• **Document segment**:
The Matzo Ball, and similar local events, provide an opportunity to gather, socialize, catch up with old friends, network, drink, flirt, and romance. The event has turned Christmas Eve into a matchmaking or dating event for young Jews and "the biggest singles night of the year." The event is an opportunity to meet "'a lot of like-minded people dressed up to have a good time, network, find their mate'."

Whether "by their own volition or by the insistent nudging of their parents and grandparents," many young American Jews now attend these Christmas Eve singles events. They have become an annual rite of passage for single Jews in their 20s and 30s. For these people, the Matzo Ball also functions as an annual reunion of sorts, offering a chance to see fellow attendees each year.

While some party-goers admit that they attend with an eye toward flirting, romance, or at least finding a short-term makeout or sexual partner, others maintain that they go only to spend time with friends, dance, drink cocktails, and because of a lack of other options on Christmas Eve. (Drinking at the Matzo Ball, though promoted by much advertisement for the event, is officially not endorsed by the event organizers.)

Christmas Eve events such as the Matzo Ball also tend to draw some young American Jews "out of the woodwork" for drinking and socializing who are: (1) otherwise difficult to draw into involvement with the Jewish organizations, and (2) are perceived as more dateable or hip than people who attend typical Jewish events.

===Event===
The first Matzo Ball event was held in Boston in 1987 and organized by local social figure Andrew Rudnick.

As a Boston University senior in political science and part-time bartender in 1986, Rudnick attended a Jewish young professionals Christmas Eve gathering at a local hotel, where he found a staid atmosphere similar to a high school prom, with women on one side of the room, and men on the other. The environment, including the strong lighting, waits to purchase drink tickets and to receive a drink, bad music, and stale latkes were not conductive to meeting people and having fun.

• **Records provided**:
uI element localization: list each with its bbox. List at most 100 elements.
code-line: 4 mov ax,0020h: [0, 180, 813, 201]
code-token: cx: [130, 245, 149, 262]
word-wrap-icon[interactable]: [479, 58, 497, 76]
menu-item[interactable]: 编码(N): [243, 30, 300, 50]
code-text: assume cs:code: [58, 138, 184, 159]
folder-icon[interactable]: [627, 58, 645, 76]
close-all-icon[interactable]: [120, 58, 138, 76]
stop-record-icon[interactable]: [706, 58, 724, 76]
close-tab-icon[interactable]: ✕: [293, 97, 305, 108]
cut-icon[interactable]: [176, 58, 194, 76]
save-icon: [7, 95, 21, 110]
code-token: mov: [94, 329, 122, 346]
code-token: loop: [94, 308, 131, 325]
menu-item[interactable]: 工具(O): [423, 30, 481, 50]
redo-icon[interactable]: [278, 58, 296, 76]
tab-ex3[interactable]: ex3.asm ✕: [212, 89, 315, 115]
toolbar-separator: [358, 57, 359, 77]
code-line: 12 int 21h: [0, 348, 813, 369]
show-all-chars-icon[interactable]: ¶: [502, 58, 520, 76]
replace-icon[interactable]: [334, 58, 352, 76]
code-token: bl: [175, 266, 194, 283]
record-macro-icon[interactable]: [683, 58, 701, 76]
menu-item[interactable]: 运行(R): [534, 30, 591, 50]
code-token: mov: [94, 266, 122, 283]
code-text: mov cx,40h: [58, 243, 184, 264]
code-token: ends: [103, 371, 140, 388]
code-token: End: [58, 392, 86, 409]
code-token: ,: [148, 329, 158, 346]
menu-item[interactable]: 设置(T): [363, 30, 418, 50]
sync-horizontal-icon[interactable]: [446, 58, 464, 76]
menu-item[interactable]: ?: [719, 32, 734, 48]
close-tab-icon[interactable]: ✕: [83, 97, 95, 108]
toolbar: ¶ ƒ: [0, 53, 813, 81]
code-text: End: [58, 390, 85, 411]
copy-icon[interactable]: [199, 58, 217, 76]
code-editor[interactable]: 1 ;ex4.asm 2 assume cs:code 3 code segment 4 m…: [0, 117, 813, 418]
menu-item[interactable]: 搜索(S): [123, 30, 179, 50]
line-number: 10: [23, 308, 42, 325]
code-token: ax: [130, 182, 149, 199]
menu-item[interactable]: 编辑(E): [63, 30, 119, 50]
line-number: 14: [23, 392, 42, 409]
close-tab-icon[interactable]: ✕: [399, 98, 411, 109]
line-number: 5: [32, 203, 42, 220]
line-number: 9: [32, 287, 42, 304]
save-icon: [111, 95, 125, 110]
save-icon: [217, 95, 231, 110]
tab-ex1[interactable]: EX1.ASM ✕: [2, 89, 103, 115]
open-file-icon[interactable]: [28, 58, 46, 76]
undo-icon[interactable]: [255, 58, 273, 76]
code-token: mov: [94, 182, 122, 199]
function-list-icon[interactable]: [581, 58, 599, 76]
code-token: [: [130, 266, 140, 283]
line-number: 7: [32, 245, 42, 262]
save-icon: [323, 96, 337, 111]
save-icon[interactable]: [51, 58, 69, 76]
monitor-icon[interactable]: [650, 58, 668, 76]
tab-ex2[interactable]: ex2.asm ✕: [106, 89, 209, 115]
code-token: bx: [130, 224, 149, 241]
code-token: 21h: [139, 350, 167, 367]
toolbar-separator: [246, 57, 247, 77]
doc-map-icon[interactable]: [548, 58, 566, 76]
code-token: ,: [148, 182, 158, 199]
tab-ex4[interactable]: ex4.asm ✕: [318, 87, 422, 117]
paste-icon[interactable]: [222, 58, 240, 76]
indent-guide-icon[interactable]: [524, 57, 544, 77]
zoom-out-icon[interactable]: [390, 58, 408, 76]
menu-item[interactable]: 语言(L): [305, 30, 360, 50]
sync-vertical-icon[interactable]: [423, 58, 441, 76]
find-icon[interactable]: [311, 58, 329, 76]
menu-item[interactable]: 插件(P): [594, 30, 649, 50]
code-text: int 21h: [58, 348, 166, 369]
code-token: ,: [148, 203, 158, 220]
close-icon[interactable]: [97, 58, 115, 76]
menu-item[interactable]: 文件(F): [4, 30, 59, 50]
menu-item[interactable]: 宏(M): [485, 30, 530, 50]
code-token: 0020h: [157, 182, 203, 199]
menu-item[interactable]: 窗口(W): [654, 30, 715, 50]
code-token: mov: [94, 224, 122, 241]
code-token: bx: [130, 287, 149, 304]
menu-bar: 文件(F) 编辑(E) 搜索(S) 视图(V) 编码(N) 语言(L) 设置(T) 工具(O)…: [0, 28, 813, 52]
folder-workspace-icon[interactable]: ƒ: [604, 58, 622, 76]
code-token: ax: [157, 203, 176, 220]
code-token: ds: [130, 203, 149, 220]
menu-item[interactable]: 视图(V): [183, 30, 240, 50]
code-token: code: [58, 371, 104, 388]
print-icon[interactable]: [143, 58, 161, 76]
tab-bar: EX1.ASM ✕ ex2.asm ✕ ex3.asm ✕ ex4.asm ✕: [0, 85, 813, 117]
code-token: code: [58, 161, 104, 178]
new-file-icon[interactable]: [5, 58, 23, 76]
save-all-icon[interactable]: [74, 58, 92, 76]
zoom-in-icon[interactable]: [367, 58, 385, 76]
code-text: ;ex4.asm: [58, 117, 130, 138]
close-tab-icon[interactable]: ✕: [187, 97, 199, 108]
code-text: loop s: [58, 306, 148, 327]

• **Actions to take**:
A. In the passage about the Matzo Ball, list the features of the 1986 Christmas Eve gathering's environment that the passage says were not conducive to meeting people and having fun.
B. For each statement, say whether it agrees with the passage about the Matzo Ball, and quote the words of the passage that decide it.
(i) The first Matzo Ball event was held in Boston in 1987.
(ii) The event organizers officially endorse drinking at the Matzo Ball.
(iii) In 1986, Rudnick was a senior at Boston University.

• **Written answers**:
A.
- strong lighting
- waits to purchase drink tickets and to receive a drink
- bad music
- stale latkes

B.
(i) Yes: "The first Matzo Ball event was held in Boston in 1987"
(ii) No: "is officially not endorsed by the event organizers"
(iii) Yes: "As a Boston University senior in political science"